• **YOUR OBJECTIVE**
Scan the listing below for the word "方法查询" and state how many lines hold it. Write nothing but the number.

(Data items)
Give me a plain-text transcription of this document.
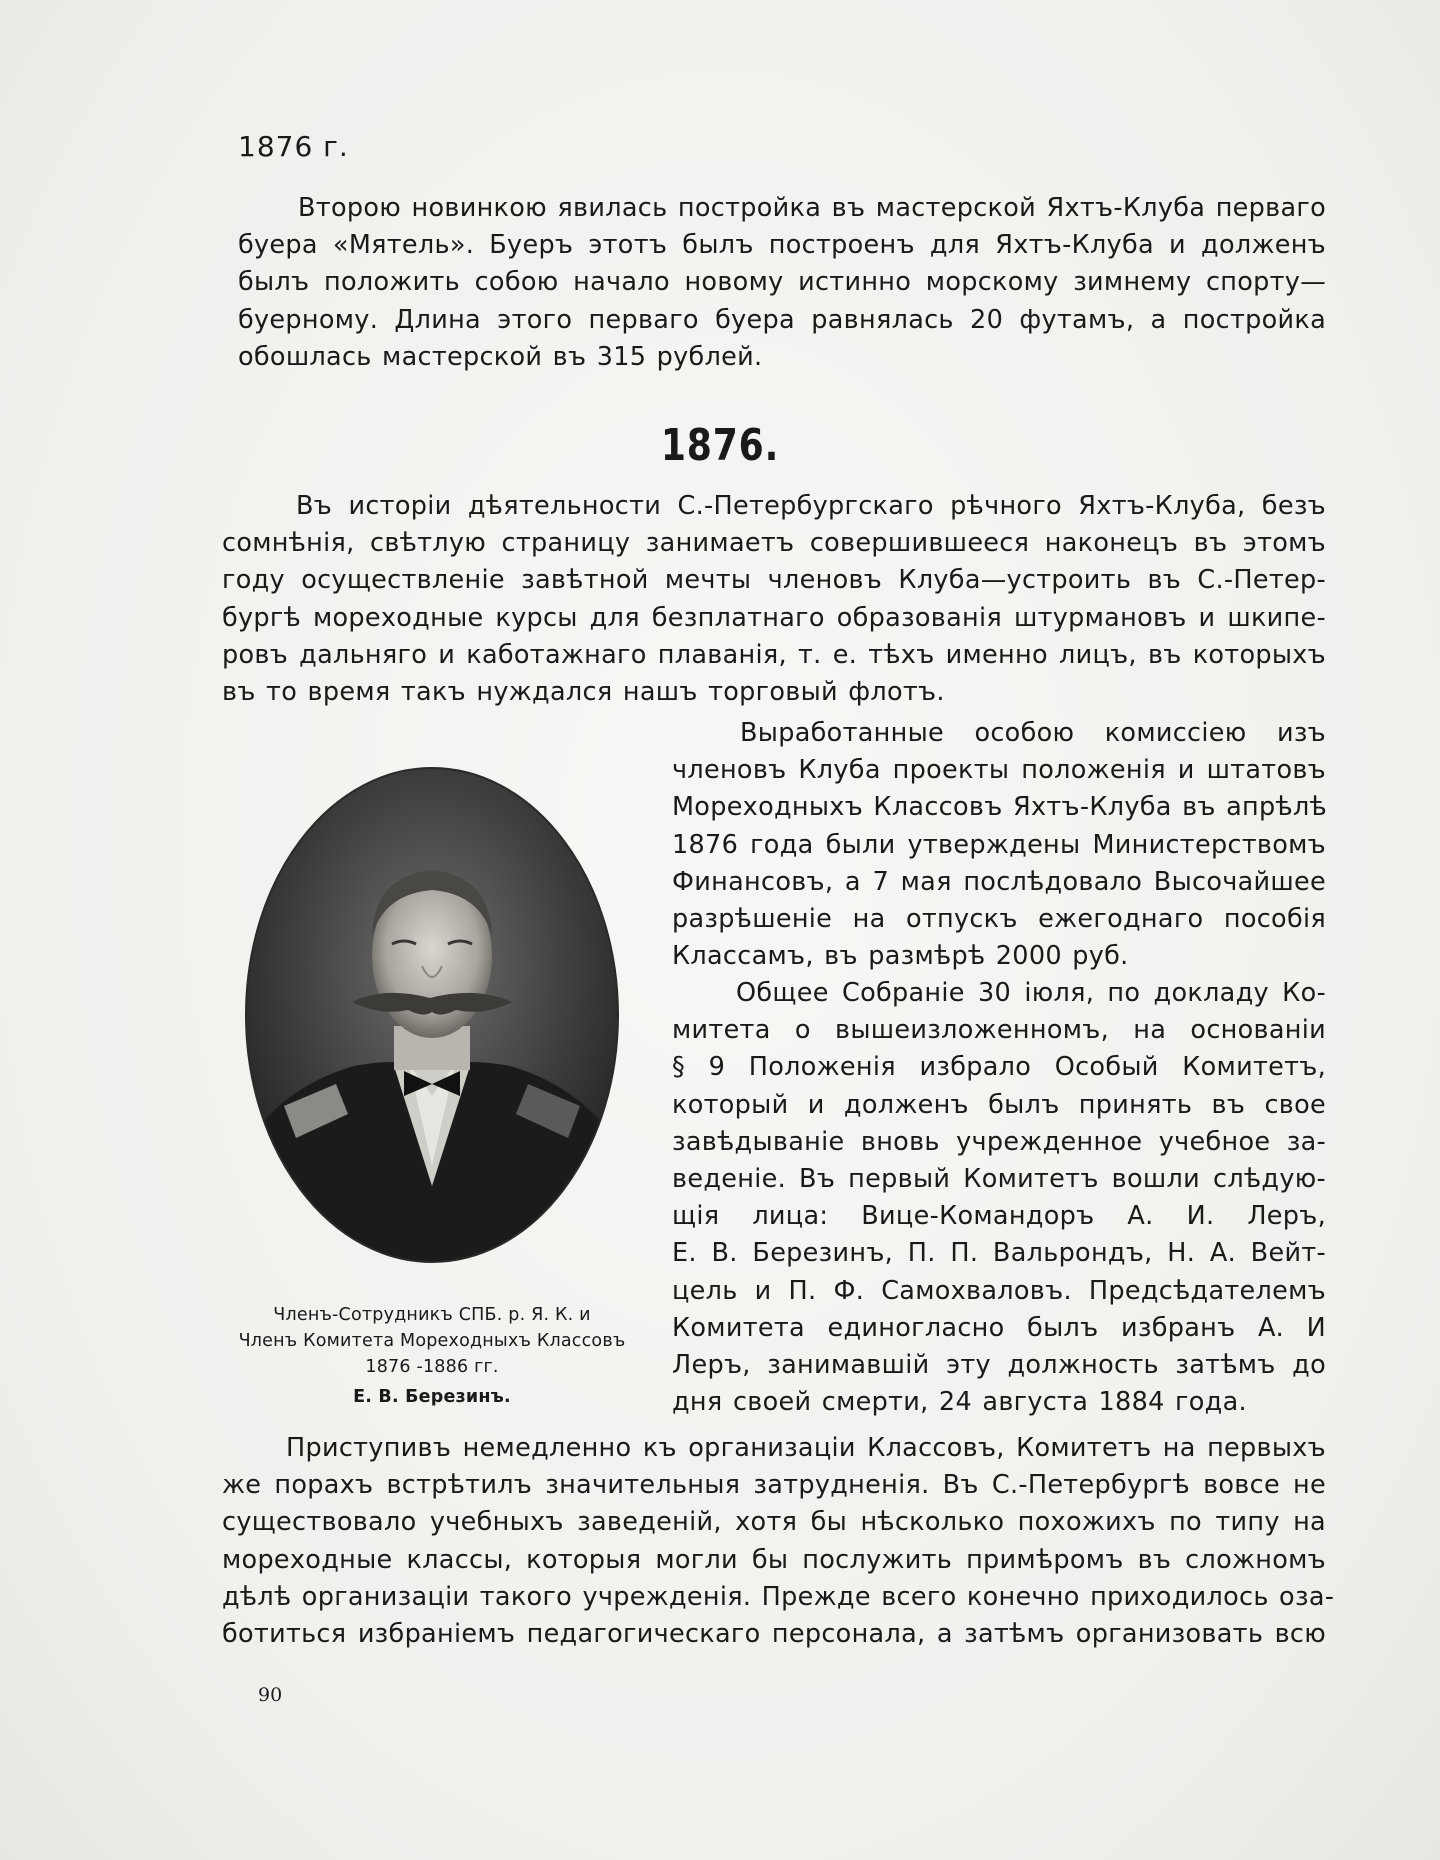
1876 г.
Второю новинкою явилась постройка въ мастерской Яхтъ-Клуба перваго
буера «Мятель». Буеръ этотъ былъ построенъ для Яхтъ-Клуба и долженъ
былъ положить собою начало новому истинно морскому зимнему спорту—
буерному. Длина этого перваго буера равнялась 20 футамъ, а постройка
обошлась мастерской въ 315 рублей.
1876.
Въ исторіи дѣятельности С.-Петербургскаго рѣчного Яхтъ-Клуба, безъ
сомнѣнія, свѣтлую страницу занимаетъ совершившееся наконецъ въ этомъ
году осуществленіе завѣтной мечты членовъ Клуба—устроить въ С.-Петер-
бургѣ мореходные курсы для безплатнаго образованія штурмановъ и шкипе-
ровъ дальняго и каботажнаго плаванія, т. е. тѣхъ именно лицъ, въ которыхъ
въ то время такъ нуждался нашъ торговый флотъ.
Выработанные особою комиссіею изъ
членовъ Клуба проекты положенія и штатовъ
Мореходныхъ Классовъ Яхтъ-Клуба въ апрѣлѣ
1876 года были утверждены Министерствомъ
Финансовъ, а 7 мая послѣдовало Высочайшее
разрѣшеніе на отпускъ ежегоднаго пособія
Классамъ, въ размѣрѣ 2000 руб.
Общее Собраніе 30 іюля, по докладу Ко-
митета о вышеизложенномъ, на основаніи
§ 9 Положенія избрало Особый Комитетъ,
который и долженъ былъ принять въ свое
завѣдываніе вновь учрежденное учебное за-
веденіе. Въ первый Комитетъ вошли слѣдую-
щія лица: Вице-Командоръ А. И. Леръ,
Е. В. Березинъ, П. П. Вальрондъ, Н. А. Вейт-
цель и П. Ф. Самохваловъ. Предсѣдателемъ
Комитета единогласно былъ избранъ А. И
Леръ, занимавшій эту должность затѣмъ до
дня своей смерти, 24 августа 1884 года.
Членъ-Сотрудникъ СПБ. р. Я. К. и
Членъ Комитета Мореходныхъ Классовъ
1876 -1886 гг.
Е. В. Березинъ.
Приступивъ немедленно къ организаціи Классовъ, Комитетъ на первыхъ
же порахъ встрѣтилъ значительныя затрудненія. Въ С.-Петербургѣ вовсе не
существовало учебныхъ заведеній, хотя бы нѣсколько похожихъ по типу на
мореходные классы, которыя могли бы послужить примѣромъ въ сложномъ
дѣлѣ организаціи такого учрежденія. Прежде всего конечно приходилось оза-
ботиться избраніемъ педагогическаго персонала, а затѣмъ организовать всю
90
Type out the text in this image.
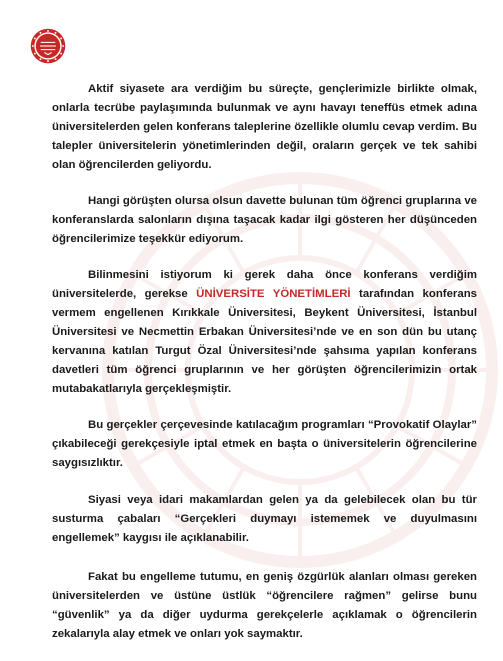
Aktif siyasete ara verdiğim bu süreçte, gençlerimizle birlikte olmak, onlarla tecrübe paylaşımında bulunmak ve aynı havayı teneffüs etmek adına üniversitelerden gelen konferans taleplerine özellikle olumlu cevap verdim. Bu talepler üniversitelerin yönetimlerinden değil, oraların gerçek ve tek sahibi olan öğrencilerden geliyordu.

Hangi görüşten olursa olsun davette bulunan tüm öğrenci gruplarına ve konferanslarda salonların dışına taşacak kadar ilgi gösteren her düşünceden öğrencilerimize teşekkür ediyorum.

Bilinmesini istiyorum ki gerek daha önce konferans verdiğim üniversitelerde, gerekse ÜNİVERSİTE YÖNETİMLERİ tarafından konferans vermem engellenen Kırıkkale Üniversitesi, Beykent Üniversitesi, İstanbul Üniversitesi ve Necmettin Erbakan Üniversitesi’nde ve en son dün bu utanç kervanına katılan Turgut Özal Üniversitesi’nde şahsıma yapılan konferans davetleri tüm öğrenci gruplarının ve her görüşten öğrencilerimizin ortak mutabakatlarıyla gerçekleşmiştir.

Bu gerçekler çerçevesinde katılacağım programları “Provokatif Olaylar” çıkabileceği gerekçesiyle iptal etmek en başta o üniversitelerin öğrencilerine saygısızlıktır.

Siyasi veya idari makamlardan gelen ya da gelebilecek olan bu tür susturma çabaları “Gerçekleri duymayı istememek ve duyulmasını engellemek” kaygısı ile açıklanabilir.

Fakat bu engelleme tutumu, en geniş özgürlük alanları olması gereken üniversitelerden ve üstüne üstlük “öğrencilere rağmen” gelirse bunu “güvenlik” ya da diğer uydurma gerekçelerle açıklamak o öğrencilerin zekalarıyla alay etmek ve onları yok saymaktır.
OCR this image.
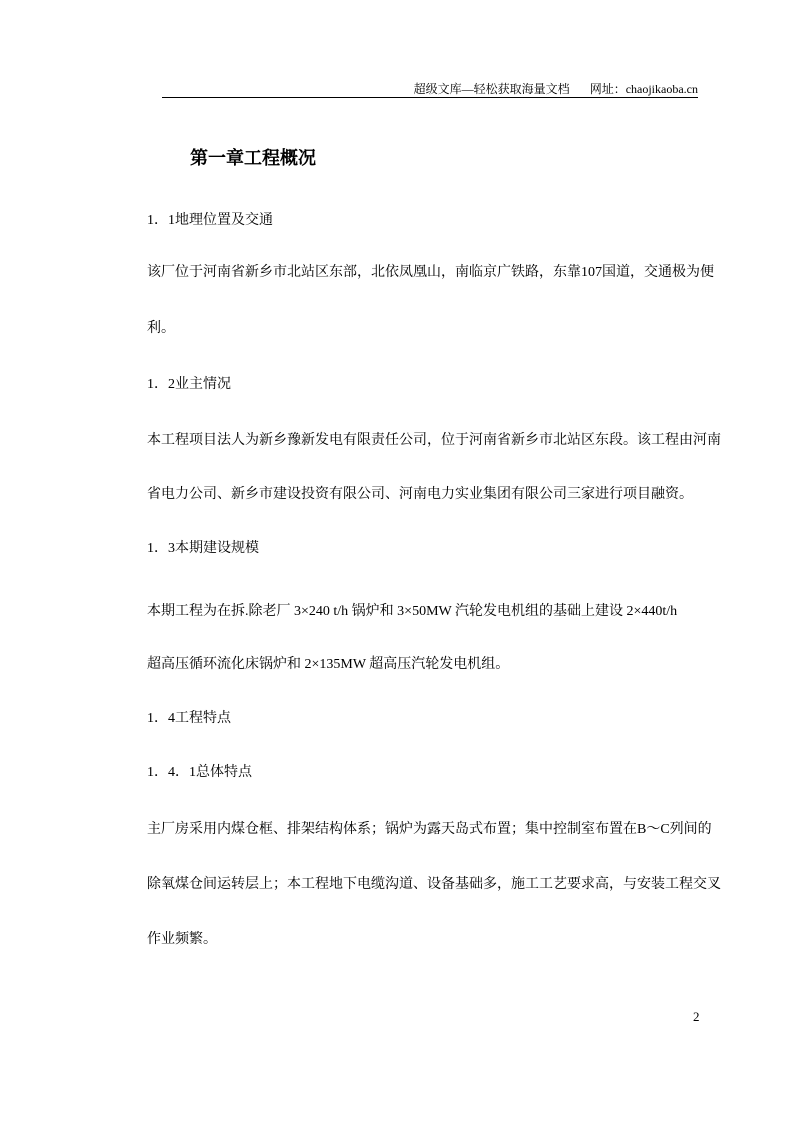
超级文库—轻松获取海量文档 网址：chaojikaoba.cn
第一章工程概况
1．1地理位置及交通
该厂位于河南省新乡市北站区东部，北依凤凰山，南临京广铁路，东靠107国道，交通极为便
利。
1．2业主情况
本工程项目法人为新乡豫新发电有限责任公司，位于河南省新乡市北站区东段。该工程由河南
省电力公司、新乡市建设投资有限公司、河南电力实业集团有限公司三家进行项目融资。
1．3本期建设规模
本期工程为在拆.除老厂 3×240 t/h 锅炉和 3×50MW 汽轮发电机组的基础上建设 2×440t/h
超高压循环流化床锅炉和 2×135MW 超高压汽轮发电机组。
1．4工程特点
1．4．1总体特点
主厂房采用内煤仓框、排架结构体系；锅炉为露天岛式布置；集中控制室布置在B～C列间的
除氧煤仓间运转层上；本工程地下电缆沟道、设备基础多，施工工艺要求高，与安装工程交叉
作业频繁。
2
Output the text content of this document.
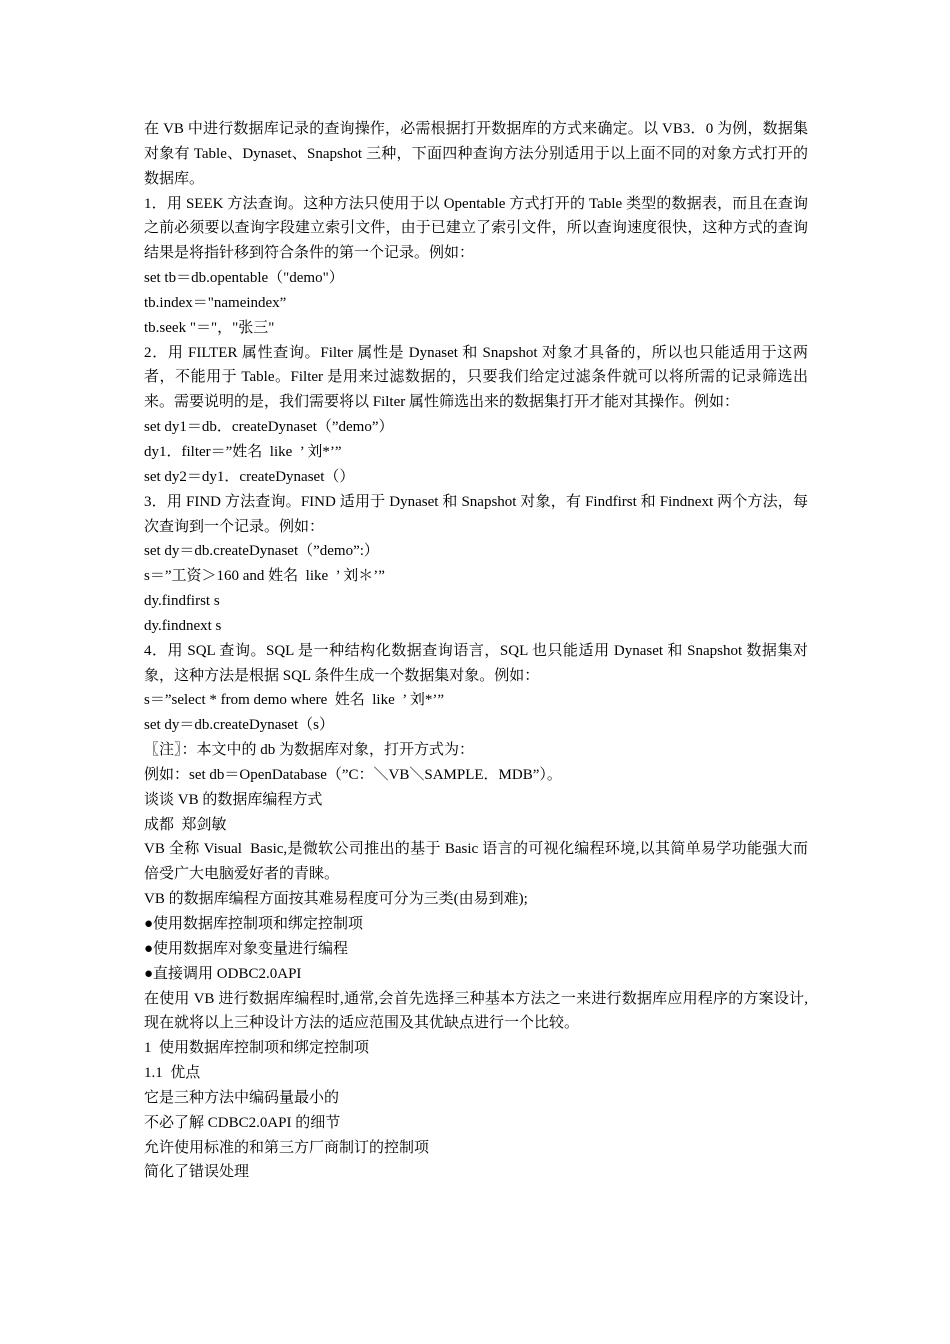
在 VB 中进行数据库记录的查询操作，必需根据打开数据库的方式来确定。以 VB3．0 为例，数据集对象有 Table、Dynaset、Snapshot 三种，下面四种查询方法分别适用于以上面不同的对象方式打开的数据库。

1．用 SEEK 方法查询。这种方法只使用于以 Opentable 方式打开的 Table 类型的数据表，而且在查询之前必须要以查询字段建立索引文件，由于已建立了索引文件，所以查询速度很快，这种方式的查询结果是将指针移到符合条件的第一个记录。例如：

set tb＝db.opentable（"demo"）

tb.index＝"nameindex”

tb.seek "＝"，"张三"

2．用 FILTER 属性查询。Filter 属性是 Dynaset 和 Snapshot 对象才具备的，所以也只能适用于这两者，不能用于 Table。Filter 是用来过滤数据的，只要我们给定过滤条件就可以将所需的记录筛选出来。需要说明的是，我们需要将以 Filter 属性筛选出来的数据集打开才能对其操作。例如：

set dy1＝db．createDynaset（”demo”）

dy1．filter＝”姓名  like  ’ 刘*’”

set dy2＝dy1．createDynaset（）

3．用 FIND 方法查询。FIND 适用于 Dynaset 和 Snapshot 对象，有 Findfirst 和 Findnext 两个方法，每次查询到一个记录。例如：

set dy＝db.createDynaset（”demo”:）

s＝”工资＞160 and 姓名  like  ’ 刘＊’”

dy.findfirst s

dy.findnext s

4．用 SQL 查询。SQL 是一种结构化数据查询语言，SQL 也只能适用 Dynaset 和 Snapshot 数据集对象，这种方法是根据 SQL 条件生成一个数据集对象。例如：

s＝”select * from demo where  姓名  like  ’ 刘*’”

set dy＝db.createDynaset（s）

〖注〗：本文中的 db 为数据库对象，打开方式为：

例如：set db＝OpenDatabase（”C：＼VB＼SAMPLE．MDB”）。

谈谈 VB 的数据库编程方式

成都  郑剑敏

VB 全称 Visual  Basic,是微软公司推出的基于 Basic 语言的可视化编程环境,以其简单易学功能强大而倍受广大电脑爱好者的青睐。

VB 的数据库编程方面按其难易程度可分为三类(由易到难);

●使用数据库控制项和绑定控制项

●使用数据库对象变量进行编程

●直接调用 ODBC2.0API

在使用 VB 进行数据库编程时,通常,会首先选择三种基本方法之一来进行数据库应用程序的方案设计, 现在就将以上三种设计方法的适应范围及其优缺点进行一个比较。

1  使用数据库控制项和绑定控制项

1.1  优点

它是三种方法中编码量最小的

不必了解 CDBC2.0API 的细节

允许使用标准的和第三方厂商制订的控制项

简化了错误处理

• **EXERCISE ANSWER**
2